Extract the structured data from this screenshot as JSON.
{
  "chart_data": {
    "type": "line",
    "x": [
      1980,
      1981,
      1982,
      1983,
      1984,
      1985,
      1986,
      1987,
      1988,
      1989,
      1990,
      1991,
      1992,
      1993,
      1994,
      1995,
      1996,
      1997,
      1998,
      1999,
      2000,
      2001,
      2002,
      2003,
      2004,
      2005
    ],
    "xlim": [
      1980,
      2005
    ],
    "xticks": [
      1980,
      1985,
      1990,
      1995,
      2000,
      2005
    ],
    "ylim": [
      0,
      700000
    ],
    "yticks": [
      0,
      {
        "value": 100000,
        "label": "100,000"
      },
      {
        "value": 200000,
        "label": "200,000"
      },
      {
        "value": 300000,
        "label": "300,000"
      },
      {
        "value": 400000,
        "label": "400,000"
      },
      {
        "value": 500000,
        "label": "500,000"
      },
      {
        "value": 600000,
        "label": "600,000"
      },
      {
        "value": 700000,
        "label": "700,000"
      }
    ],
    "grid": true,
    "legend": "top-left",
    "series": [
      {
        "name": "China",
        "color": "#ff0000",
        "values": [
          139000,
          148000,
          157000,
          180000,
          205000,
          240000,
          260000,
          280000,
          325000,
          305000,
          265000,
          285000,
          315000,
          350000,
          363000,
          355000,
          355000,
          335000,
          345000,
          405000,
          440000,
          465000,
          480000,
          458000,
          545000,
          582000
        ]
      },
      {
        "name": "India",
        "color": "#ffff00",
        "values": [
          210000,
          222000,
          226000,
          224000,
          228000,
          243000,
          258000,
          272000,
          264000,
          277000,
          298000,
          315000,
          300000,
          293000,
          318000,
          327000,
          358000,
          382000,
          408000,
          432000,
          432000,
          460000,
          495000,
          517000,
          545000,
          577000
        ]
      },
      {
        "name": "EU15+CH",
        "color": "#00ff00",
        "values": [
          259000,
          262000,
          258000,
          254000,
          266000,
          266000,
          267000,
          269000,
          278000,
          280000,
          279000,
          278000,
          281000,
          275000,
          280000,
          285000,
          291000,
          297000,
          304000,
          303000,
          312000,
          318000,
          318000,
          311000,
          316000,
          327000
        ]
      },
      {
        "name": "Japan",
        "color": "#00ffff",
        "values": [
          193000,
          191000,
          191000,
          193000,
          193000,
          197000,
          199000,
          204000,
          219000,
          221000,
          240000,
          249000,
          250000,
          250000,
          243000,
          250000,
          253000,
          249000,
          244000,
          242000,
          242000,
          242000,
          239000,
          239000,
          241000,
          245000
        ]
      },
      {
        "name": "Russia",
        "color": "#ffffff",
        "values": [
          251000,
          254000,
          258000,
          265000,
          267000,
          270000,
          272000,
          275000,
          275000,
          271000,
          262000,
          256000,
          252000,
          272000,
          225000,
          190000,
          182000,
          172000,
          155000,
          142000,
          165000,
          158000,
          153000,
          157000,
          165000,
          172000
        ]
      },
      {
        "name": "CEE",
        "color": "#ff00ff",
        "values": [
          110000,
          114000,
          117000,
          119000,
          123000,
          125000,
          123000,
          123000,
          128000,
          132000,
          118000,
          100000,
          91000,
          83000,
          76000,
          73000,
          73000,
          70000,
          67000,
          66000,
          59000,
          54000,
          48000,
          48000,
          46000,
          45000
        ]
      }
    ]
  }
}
====================
Set task:
Copy each line from the data above that includes "name".

Result of this exercise:
        "name": "China",
        "name": "India",
        "name": "EU15+CH",
        "name": "Japan",
        "name": "Russia",
        "name": "CEE",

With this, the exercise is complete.